# Nitecore BR35 1800 Lumen Dual Beam OLED Display Rechargeable Bike Headlight w/Remote



## Cat-man-do (May 16, 2004)

Saw this on Amazon the other day and it has me intrigued. Should give the Raveman's and the Fenix a run for the money although speaking of money the BR35 is not particularly cheap @ $129.00

The BR35 looks like it might serve well as a road lamp with the duel LED's ( one lower for close in flood and the upper for long range throw ) While this lamp doesn't claim to have a cut-off type optic or lens, the design of the lower / shallow reflector should keep the main output of the lower led down enough so not to bother on coming traffic. In _city bike_ mode the light is also designed so that the remote is able to turn on the upper LED for 3 sec. with a quick push ( AFAIK ). Not sure if you just hold the remote button will extend that but If true I think I'd like to try one of the BR35's. Very interesting UI and the batteries are rated at 6800mAh so decent run times.

Could very well give the Raveman PR-1200 or 1800 a run for the money. Looks like the foot print is smaller than the PR-1200 as well although I have yet to confirm that. The big question though is; _"Will the lower LED / reflector on the BR35 provide as wide and useful a beam pattern as the Raveman cut-off lens setup"?_ Anyone own one of these yet?

The thing I like the most about the BR35 is that it looks smaller ( than the PR series Raveman's ) and should take up less room on the bars. Add to that it has better batteries and a nice digital display. Should have more throw too. Looking forward to comments from anyone who has experience using one of these.

Edit; Not much was said or displayed on the video about just how the remote works so I'd like to know more about that.


----------



## mb323323 (Aug 1, 2006)

I would be nervous that's it's not really 1800 lumens. My guess would be half that.


----------



## Vancbiker (May 25, 2005)

If it can put out 1800 lumen, it won't be for long. ~45 minutes maybe.

Problems and tasks:
• A. Reproduce the BR35 headlight thread word for word from "Could very well" to "more about that.".
• B. In the BR35 headlight thread, what capacity are the batteries rated at?

Given records:
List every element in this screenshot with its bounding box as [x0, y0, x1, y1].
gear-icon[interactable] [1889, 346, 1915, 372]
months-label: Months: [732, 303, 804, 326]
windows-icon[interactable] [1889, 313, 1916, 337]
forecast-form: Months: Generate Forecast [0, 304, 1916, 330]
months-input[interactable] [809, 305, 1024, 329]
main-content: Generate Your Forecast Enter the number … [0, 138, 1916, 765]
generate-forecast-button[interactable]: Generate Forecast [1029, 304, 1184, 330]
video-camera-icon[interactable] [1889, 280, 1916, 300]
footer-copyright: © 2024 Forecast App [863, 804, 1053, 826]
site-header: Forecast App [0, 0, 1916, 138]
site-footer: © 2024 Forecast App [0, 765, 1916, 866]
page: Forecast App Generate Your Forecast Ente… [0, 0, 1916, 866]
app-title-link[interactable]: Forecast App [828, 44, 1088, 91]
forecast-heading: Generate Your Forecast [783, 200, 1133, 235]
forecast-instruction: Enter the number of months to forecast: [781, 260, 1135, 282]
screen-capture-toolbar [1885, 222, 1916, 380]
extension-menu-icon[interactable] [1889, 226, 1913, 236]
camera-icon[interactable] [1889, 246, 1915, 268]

Solutions to the problems:
• A.
Could very well give the Raveman PR-1200 or 1800 a run for the money. Looks like the foot print is smaller than the PR-1200 as well although I have yet to confirm that. The big question though is; _"Will the lower LED / reflector on the BR35 provide as wide and useful a beam pattern as the Raveman cut-off lens setup"?_ Anyone own one of these yet?

The thing I like the most about the BR35 is that it looks smaller ( than the PR series Raveman's ) and should take up less room on the bars. Add to that it has better batteries and a nice digital display. Should have more throw too. Looking forward to comments from anyone who has experience using one of these.

Edit; Not much was said or displayed on the video about just how the remote works so I'd like to know more about that.

• B. 6800mAh